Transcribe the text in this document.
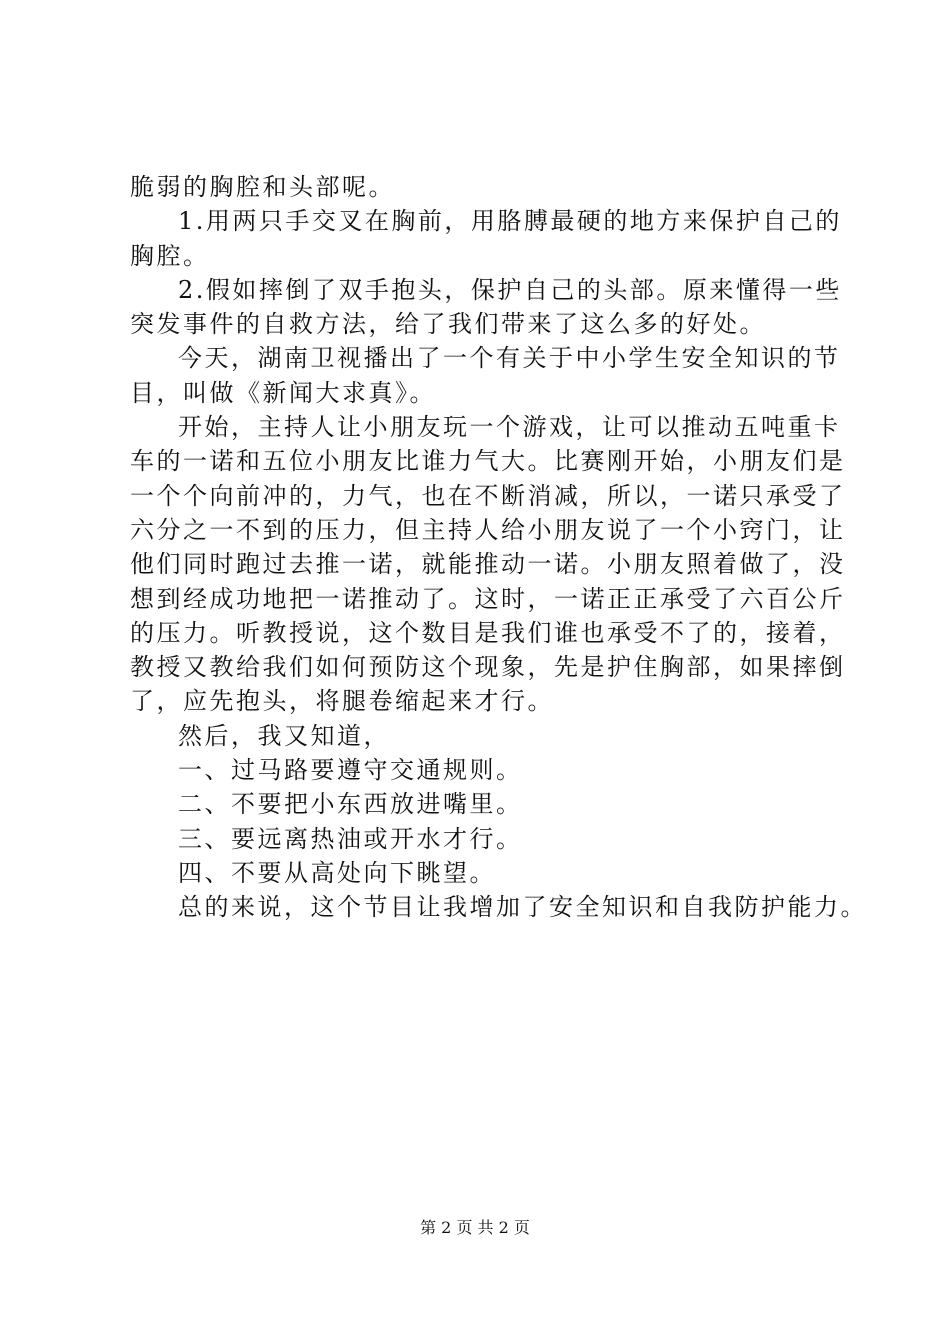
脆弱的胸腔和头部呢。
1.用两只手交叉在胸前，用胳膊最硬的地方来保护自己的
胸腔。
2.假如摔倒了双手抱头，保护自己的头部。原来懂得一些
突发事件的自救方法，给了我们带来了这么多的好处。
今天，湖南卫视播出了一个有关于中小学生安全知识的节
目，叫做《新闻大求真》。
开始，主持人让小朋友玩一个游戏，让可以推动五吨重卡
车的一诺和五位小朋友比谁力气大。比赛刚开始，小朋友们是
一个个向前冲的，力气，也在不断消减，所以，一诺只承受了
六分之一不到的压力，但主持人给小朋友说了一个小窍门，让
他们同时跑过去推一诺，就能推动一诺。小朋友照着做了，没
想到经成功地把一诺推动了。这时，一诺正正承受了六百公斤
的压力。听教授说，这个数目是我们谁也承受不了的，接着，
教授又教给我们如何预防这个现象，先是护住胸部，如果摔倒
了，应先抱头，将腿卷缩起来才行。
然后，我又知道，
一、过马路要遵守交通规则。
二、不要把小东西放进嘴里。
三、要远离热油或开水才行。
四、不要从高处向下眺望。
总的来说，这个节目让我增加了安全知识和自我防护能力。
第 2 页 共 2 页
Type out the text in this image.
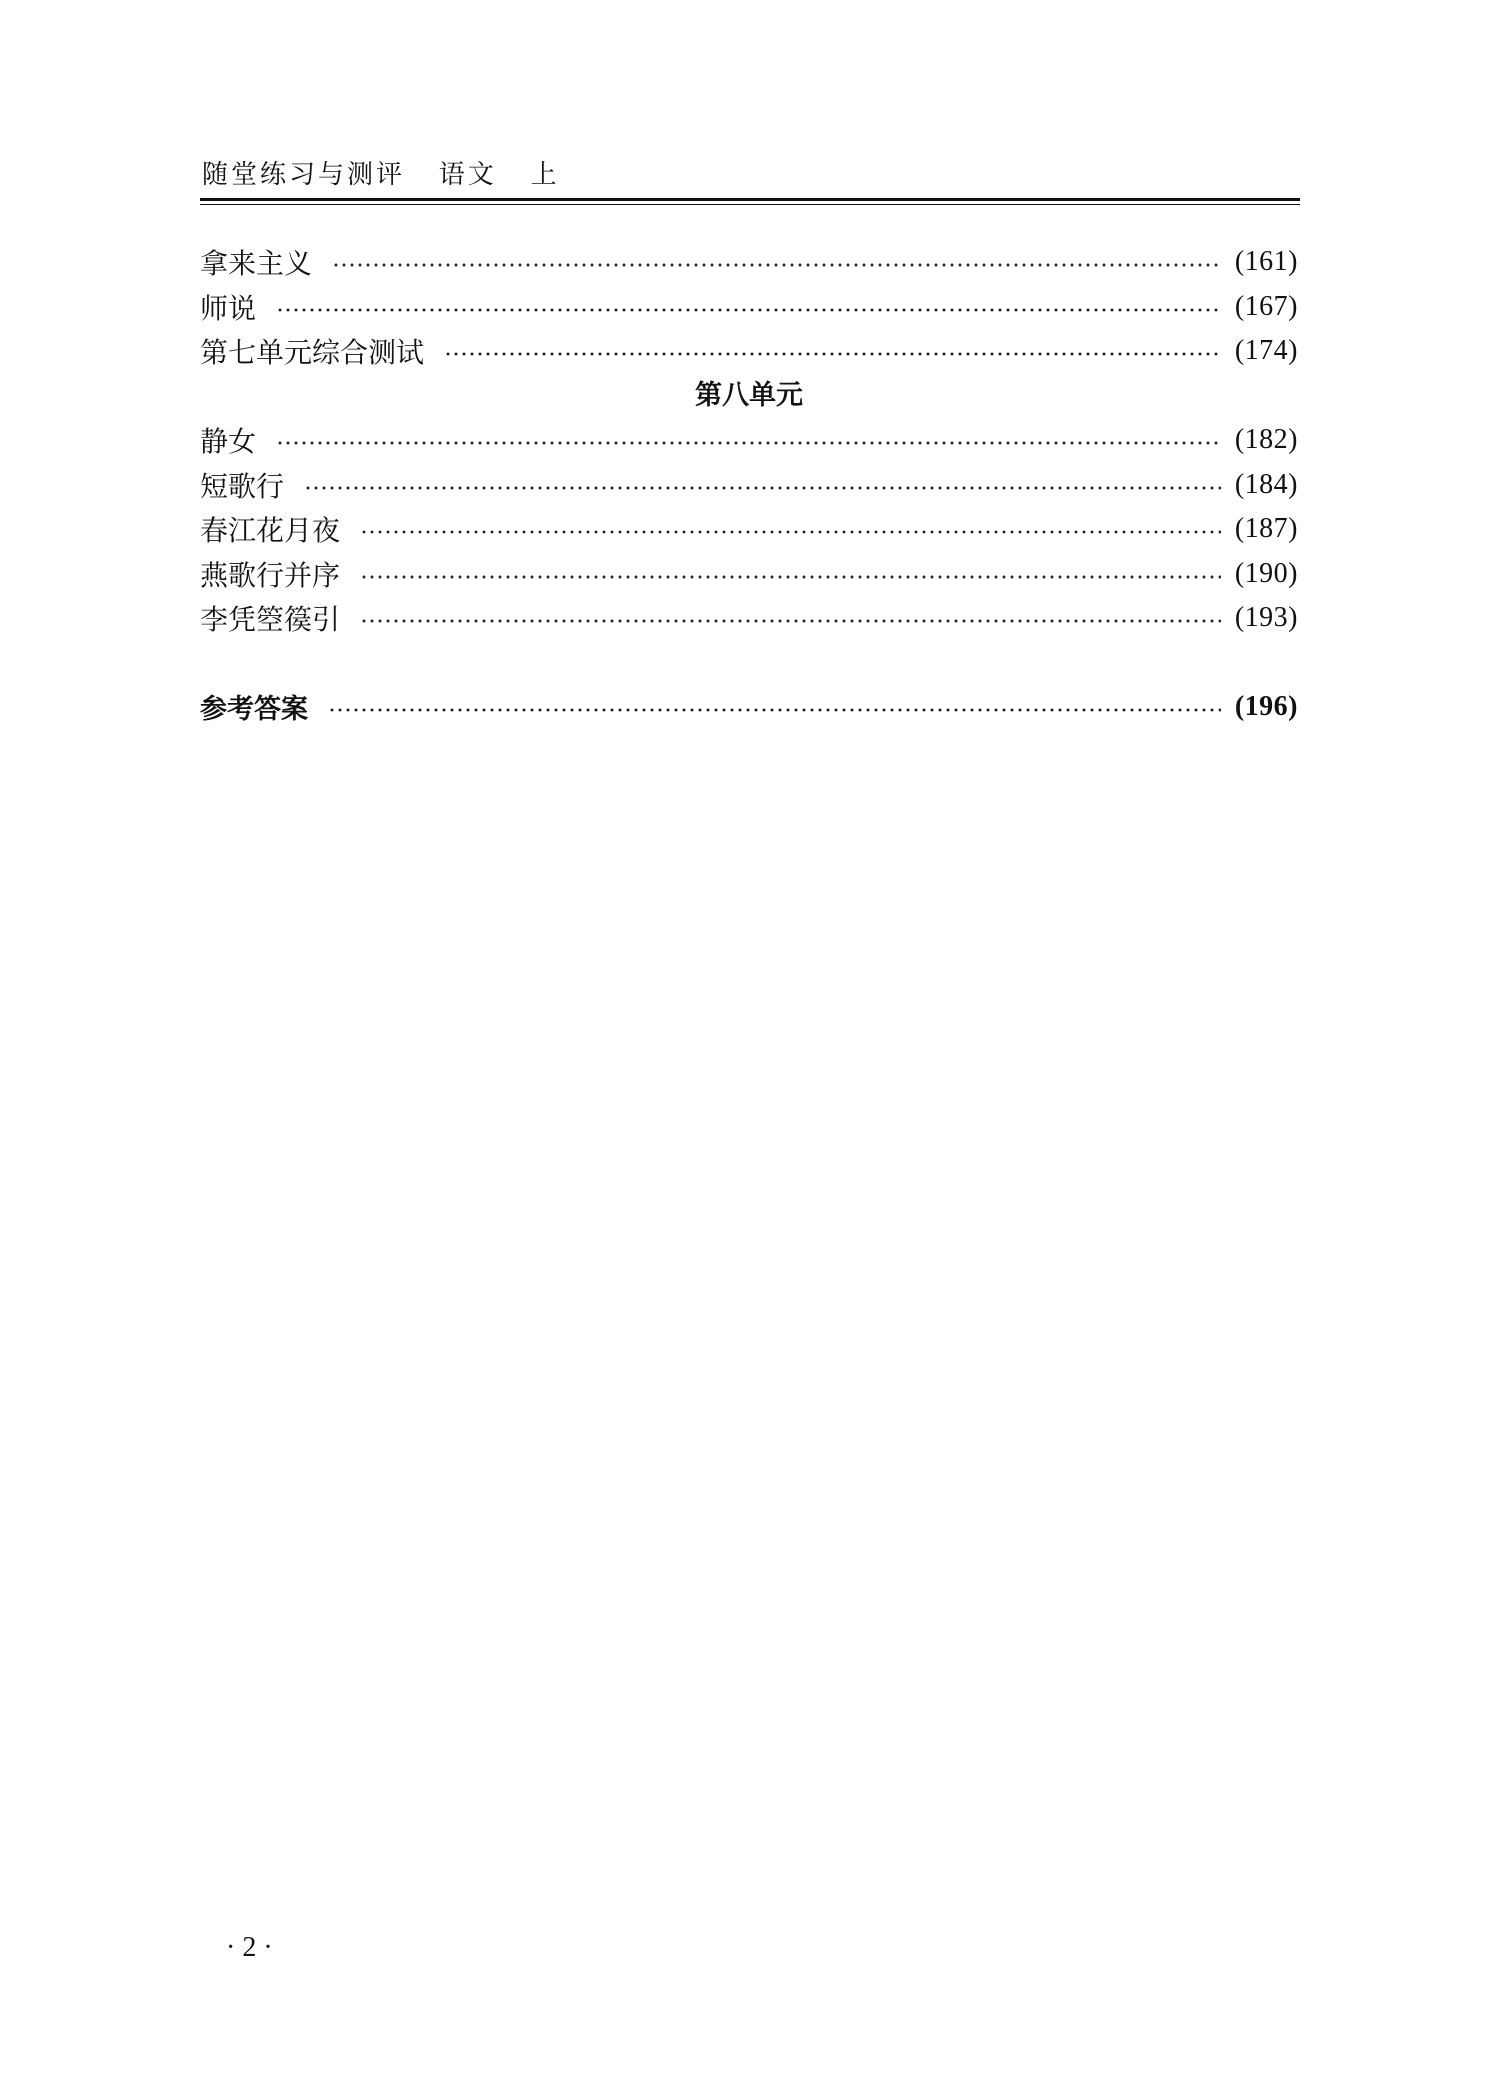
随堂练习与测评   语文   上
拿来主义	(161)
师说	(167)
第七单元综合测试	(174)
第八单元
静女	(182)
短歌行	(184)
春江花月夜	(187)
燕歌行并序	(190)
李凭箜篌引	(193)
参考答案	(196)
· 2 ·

STATED GOAL - Search the preceding listing for "text" and extract every line where it is found.

REPLY TO THE EXERCISE -
Transcribe the text in this document.
Type out the text in this image.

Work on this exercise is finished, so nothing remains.